Your task:
Provide nothing but the number of lines containing the string "rolí".

Records from a data source:
════════════════
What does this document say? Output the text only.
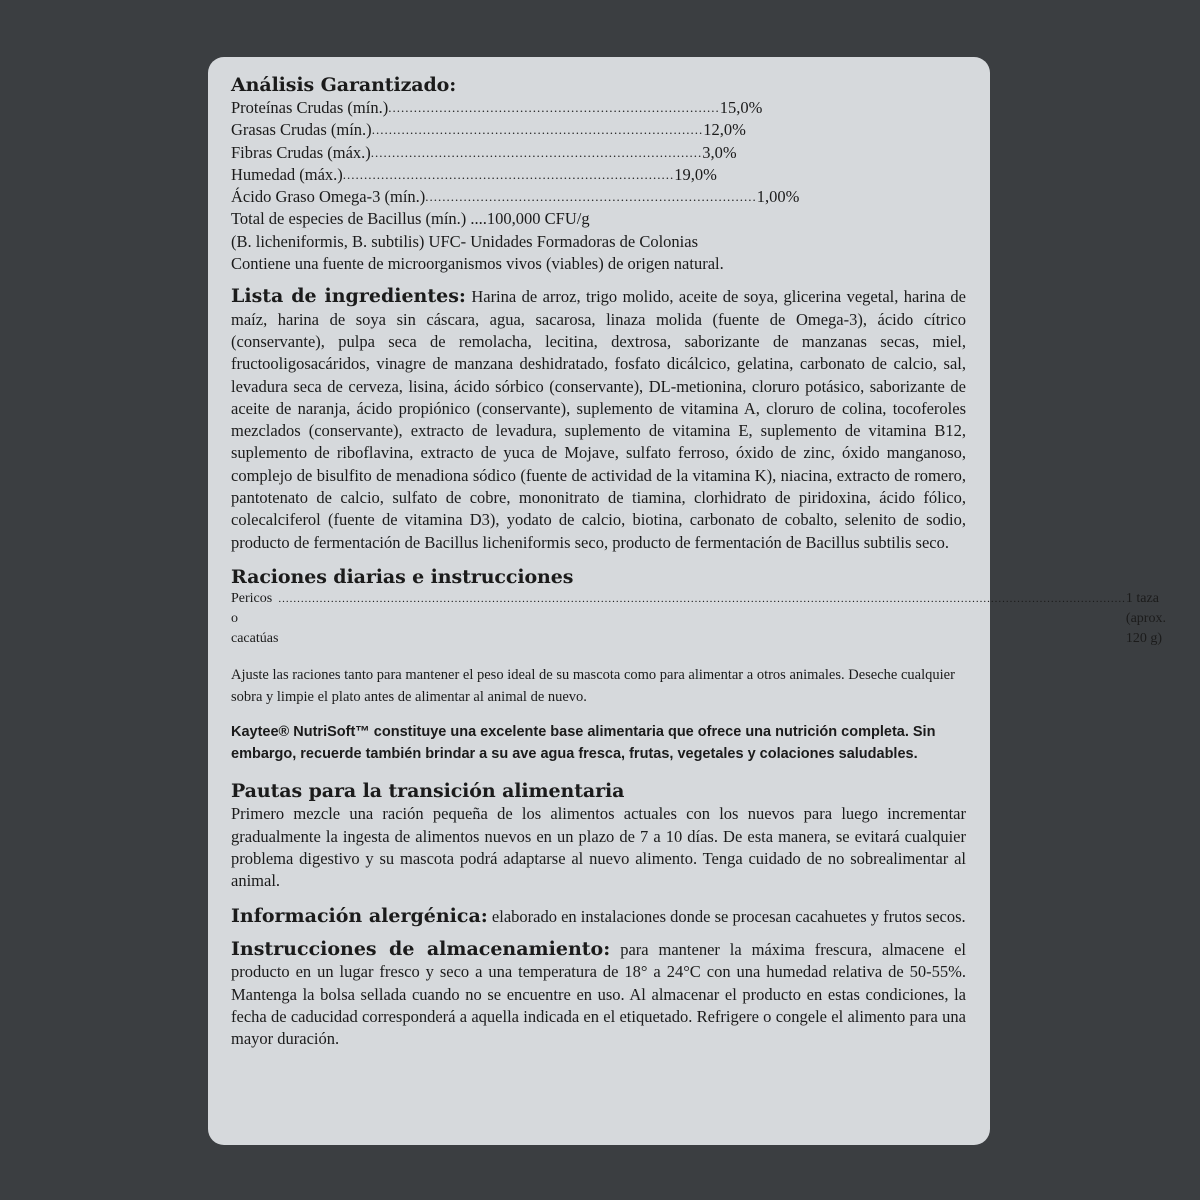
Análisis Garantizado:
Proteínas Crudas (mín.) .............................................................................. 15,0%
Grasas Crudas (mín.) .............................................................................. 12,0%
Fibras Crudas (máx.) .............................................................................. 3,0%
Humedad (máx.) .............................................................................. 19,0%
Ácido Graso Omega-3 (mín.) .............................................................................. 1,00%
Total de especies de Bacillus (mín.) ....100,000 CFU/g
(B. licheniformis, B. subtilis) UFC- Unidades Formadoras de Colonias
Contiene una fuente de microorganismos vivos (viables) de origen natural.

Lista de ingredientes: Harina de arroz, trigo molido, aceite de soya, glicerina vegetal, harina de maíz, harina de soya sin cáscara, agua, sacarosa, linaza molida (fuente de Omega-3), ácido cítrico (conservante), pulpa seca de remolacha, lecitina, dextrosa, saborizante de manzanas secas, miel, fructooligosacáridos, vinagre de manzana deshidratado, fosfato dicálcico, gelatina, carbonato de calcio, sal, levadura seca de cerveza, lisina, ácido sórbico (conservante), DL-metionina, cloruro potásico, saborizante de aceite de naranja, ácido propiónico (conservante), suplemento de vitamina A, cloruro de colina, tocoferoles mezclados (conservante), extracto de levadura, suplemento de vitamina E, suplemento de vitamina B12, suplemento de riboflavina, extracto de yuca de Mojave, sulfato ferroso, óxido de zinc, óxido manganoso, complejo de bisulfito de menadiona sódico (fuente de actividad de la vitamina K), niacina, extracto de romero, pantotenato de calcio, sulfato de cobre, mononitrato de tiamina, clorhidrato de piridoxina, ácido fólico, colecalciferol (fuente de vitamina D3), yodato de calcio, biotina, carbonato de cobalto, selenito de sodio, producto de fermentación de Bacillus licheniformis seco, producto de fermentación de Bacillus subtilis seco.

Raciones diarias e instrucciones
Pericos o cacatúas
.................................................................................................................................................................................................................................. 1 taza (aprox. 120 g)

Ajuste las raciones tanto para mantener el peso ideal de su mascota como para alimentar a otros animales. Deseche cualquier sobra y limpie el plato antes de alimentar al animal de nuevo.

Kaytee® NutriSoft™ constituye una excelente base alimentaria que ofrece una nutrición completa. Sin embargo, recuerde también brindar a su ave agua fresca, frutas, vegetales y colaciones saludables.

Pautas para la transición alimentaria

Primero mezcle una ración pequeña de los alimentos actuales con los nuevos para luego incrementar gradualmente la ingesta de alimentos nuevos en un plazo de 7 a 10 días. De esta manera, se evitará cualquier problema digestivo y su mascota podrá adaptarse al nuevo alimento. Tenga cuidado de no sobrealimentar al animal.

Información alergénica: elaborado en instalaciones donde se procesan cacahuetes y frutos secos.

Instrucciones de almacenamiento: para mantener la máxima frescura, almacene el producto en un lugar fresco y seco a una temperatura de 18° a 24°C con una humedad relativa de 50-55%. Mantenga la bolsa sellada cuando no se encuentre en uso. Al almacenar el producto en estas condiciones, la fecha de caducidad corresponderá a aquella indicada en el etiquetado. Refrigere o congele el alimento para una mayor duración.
════════════════
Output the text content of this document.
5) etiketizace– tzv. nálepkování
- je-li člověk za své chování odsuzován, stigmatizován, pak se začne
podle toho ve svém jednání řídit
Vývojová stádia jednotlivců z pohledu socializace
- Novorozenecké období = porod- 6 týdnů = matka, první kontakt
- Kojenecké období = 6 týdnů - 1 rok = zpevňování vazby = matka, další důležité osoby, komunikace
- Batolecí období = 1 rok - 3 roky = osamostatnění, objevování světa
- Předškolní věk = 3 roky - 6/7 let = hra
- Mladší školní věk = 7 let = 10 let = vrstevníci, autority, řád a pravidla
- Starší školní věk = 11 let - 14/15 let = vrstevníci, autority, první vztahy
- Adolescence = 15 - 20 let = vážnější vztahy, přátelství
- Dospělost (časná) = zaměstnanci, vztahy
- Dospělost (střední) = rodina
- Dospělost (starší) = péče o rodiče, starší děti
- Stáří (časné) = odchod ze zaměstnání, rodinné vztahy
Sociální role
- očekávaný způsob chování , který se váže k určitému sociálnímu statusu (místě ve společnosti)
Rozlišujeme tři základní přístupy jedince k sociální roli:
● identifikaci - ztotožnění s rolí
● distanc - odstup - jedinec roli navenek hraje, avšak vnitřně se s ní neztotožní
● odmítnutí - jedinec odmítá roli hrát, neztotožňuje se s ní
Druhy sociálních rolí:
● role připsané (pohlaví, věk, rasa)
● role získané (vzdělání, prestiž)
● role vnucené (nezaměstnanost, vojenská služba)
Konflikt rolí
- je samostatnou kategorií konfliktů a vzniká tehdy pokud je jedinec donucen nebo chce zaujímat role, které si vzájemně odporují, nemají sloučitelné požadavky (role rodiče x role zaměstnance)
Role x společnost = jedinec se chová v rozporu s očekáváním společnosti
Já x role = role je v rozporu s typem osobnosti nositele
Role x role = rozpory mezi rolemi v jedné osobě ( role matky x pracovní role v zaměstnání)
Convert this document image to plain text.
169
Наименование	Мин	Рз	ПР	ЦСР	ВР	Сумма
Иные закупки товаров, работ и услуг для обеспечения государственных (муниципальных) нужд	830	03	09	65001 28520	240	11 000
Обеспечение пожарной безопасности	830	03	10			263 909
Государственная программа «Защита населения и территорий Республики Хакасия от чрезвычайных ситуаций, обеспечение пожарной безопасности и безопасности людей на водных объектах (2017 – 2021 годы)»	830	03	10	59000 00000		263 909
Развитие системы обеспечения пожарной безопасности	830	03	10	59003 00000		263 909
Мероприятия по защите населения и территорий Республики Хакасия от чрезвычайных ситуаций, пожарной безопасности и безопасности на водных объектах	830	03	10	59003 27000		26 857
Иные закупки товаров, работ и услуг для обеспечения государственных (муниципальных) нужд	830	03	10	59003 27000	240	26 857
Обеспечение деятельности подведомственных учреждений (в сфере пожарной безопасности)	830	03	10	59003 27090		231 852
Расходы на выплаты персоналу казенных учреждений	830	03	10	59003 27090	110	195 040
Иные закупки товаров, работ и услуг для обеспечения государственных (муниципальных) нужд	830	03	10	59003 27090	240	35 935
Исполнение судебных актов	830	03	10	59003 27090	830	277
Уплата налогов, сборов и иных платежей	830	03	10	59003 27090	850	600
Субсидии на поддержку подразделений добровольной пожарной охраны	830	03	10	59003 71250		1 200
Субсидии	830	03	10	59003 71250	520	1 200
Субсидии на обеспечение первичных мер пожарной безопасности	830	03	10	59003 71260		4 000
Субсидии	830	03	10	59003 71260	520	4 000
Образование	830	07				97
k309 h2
════════════════
Finished exercise:
3